* **Aim of the exercise**
Select every line containing the word "JSON" from the material, and copy those lines.

[Items from a dataset]
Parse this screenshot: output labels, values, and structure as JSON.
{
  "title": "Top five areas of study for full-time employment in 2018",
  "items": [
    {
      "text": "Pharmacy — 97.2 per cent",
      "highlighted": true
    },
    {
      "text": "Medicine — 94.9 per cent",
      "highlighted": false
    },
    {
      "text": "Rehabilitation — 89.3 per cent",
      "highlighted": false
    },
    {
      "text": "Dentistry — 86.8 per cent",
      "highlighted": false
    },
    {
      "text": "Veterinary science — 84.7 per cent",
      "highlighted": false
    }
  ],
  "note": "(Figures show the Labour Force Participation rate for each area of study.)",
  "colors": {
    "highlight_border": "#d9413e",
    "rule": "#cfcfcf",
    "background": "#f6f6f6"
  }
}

==

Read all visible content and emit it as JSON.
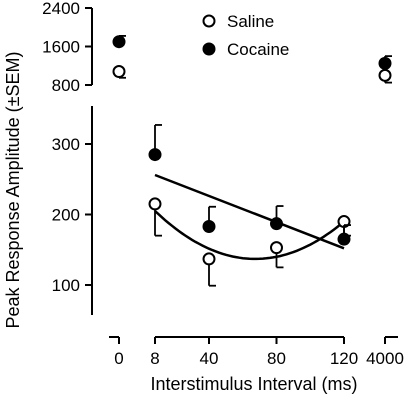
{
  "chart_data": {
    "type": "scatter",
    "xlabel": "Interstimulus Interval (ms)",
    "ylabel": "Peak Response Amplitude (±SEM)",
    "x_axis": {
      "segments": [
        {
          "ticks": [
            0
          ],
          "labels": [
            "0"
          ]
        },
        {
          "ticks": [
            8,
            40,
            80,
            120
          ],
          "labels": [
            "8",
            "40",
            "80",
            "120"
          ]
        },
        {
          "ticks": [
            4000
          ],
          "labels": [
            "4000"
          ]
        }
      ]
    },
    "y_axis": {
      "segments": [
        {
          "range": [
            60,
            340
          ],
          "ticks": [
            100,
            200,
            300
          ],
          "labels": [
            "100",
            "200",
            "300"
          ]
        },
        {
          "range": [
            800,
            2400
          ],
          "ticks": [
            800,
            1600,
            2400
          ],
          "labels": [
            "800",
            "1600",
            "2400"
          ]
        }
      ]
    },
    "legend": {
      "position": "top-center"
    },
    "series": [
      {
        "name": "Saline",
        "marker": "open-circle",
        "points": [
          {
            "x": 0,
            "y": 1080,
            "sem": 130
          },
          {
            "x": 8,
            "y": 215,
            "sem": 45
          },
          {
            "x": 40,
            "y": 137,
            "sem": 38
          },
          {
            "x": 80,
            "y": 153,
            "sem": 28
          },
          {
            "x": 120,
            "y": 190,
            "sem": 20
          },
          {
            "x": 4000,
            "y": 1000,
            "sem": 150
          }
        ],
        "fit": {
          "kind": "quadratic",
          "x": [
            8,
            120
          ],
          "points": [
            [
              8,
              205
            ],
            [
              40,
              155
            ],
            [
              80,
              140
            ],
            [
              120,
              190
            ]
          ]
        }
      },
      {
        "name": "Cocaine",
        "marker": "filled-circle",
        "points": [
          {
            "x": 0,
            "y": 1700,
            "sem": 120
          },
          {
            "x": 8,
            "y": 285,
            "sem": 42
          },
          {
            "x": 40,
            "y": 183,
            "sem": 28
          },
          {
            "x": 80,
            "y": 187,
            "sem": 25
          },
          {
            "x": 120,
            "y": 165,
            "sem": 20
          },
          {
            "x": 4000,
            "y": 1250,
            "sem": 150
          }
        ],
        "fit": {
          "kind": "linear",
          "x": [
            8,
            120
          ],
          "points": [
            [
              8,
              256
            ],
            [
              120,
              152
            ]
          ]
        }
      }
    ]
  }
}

* **Response**
Parse this screenshot: output labels, values, and structure as JSON.
Read all visible content and emit it as JSON.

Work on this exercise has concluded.